--- begin ---

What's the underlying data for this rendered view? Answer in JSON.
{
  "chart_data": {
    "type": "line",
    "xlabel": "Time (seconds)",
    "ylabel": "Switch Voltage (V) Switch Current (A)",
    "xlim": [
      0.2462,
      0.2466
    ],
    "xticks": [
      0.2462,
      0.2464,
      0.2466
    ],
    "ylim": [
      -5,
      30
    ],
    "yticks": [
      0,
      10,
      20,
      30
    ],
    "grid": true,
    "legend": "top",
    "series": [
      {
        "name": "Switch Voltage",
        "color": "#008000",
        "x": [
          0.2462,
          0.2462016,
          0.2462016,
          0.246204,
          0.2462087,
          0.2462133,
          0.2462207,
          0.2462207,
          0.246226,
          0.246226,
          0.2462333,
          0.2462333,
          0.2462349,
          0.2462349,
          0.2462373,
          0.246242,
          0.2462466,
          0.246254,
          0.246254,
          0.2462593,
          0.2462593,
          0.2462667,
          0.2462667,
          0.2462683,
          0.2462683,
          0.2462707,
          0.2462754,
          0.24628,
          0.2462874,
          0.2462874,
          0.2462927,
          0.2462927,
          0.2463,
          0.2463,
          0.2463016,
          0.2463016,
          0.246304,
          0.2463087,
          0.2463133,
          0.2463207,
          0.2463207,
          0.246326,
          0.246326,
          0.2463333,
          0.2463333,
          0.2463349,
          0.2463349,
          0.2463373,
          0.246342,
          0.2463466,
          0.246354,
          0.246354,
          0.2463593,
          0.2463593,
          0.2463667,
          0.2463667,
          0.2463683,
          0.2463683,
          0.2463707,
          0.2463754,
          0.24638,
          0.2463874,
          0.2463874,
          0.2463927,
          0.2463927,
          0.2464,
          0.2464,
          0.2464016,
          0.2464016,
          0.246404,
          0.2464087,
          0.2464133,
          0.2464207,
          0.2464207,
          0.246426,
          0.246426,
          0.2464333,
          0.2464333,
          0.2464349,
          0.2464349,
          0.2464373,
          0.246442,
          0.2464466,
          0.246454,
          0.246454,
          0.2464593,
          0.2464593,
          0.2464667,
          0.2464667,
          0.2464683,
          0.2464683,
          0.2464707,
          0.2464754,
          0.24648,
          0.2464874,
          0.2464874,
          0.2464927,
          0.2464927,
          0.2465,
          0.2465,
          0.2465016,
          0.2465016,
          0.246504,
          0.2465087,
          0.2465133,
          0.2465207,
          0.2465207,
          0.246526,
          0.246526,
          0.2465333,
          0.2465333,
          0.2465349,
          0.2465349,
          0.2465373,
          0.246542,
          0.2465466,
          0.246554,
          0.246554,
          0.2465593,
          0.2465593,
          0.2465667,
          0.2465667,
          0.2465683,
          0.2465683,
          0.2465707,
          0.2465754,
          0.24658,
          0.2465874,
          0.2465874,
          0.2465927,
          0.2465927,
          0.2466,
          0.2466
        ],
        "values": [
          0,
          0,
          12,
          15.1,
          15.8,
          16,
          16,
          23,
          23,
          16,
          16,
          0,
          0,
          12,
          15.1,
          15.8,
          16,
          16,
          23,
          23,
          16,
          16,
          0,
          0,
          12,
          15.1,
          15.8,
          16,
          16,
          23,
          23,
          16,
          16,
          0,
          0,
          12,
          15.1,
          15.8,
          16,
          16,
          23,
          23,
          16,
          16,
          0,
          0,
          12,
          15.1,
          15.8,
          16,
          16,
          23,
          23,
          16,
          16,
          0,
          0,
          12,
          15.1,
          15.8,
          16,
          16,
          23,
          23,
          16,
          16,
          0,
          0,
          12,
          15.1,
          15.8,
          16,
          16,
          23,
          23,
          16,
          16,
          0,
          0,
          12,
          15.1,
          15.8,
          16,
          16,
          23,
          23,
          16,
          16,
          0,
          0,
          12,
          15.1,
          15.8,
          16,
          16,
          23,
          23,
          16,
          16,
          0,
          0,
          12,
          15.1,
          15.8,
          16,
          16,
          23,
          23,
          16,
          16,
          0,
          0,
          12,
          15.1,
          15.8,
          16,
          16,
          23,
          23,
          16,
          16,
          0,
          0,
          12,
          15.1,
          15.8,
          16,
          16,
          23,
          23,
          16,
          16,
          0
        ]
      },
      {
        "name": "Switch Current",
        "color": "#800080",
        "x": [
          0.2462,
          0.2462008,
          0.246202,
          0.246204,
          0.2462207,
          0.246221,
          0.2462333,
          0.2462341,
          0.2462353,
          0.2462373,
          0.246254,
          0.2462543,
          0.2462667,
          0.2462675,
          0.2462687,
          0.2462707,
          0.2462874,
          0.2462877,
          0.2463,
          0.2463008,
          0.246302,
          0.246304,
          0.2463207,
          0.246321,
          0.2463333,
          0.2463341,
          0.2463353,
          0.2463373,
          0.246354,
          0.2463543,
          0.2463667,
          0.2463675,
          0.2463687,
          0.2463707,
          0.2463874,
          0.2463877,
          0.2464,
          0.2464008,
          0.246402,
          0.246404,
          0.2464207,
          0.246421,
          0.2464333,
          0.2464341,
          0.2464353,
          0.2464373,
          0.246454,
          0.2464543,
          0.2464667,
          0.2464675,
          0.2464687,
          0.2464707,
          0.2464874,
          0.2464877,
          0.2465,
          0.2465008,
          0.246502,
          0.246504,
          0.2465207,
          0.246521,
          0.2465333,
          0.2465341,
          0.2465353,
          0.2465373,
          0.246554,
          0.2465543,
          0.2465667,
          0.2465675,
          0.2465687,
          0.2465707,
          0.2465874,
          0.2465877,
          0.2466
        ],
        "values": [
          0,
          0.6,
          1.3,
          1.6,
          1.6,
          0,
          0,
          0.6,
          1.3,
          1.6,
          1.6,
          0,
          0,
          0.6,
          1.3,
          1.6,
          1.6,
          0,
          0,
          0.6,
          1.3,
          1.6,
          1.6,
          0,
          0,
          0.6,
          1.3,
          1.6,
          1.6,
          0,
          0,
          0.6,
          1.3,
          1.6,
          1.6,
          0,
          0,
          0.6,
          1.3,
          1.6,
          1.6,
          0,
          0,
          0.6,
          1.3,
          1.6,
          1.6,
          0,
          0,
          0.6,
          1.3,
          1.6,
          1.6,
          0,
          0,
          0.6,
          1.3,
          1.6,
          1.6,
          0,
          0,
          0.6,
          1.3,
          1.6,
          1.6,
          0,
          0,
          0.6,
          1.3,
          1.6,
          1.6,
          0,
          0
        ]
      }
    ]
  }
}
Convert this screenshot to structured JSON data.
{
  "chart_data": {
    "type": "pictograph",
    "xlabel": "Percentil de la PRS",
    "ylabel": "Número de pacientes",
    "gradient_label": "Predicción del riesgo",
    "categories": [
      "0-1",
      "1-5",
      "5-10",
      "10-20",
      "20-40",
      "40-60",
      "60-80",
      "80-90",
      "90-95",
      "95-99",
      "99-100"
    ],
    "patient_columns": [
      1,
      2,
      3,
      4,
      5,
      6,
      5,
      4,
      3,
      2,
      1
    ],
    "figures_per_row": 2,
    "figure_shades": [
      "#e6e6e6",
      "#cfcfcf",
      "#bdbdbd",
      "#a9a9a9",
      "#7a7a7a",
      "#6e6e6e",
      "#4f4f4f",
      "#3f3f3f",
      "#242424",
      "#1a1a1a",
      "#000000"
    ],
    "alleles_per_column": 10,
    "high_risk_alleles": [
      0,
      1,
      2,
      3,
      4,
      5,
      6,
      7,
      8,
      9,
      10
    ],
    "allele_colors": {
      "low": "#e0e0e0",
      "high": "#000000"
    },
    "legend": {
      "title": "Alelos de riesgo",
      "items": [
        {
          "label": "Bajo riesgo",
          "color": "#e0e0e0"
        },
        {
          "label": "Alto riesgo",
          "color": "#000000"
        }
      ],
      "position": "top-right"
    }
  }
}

--- end ---

* [WRITTEN PROBLEM]: All lines in the data that contain the word "Switch" should be copied.

* [EXERCISE ANSWER]:
    "ylabel": "Switch Voltage (V) Switch Current (A)",
        "name": "Switch Voltage",
        "name": "Switch Current",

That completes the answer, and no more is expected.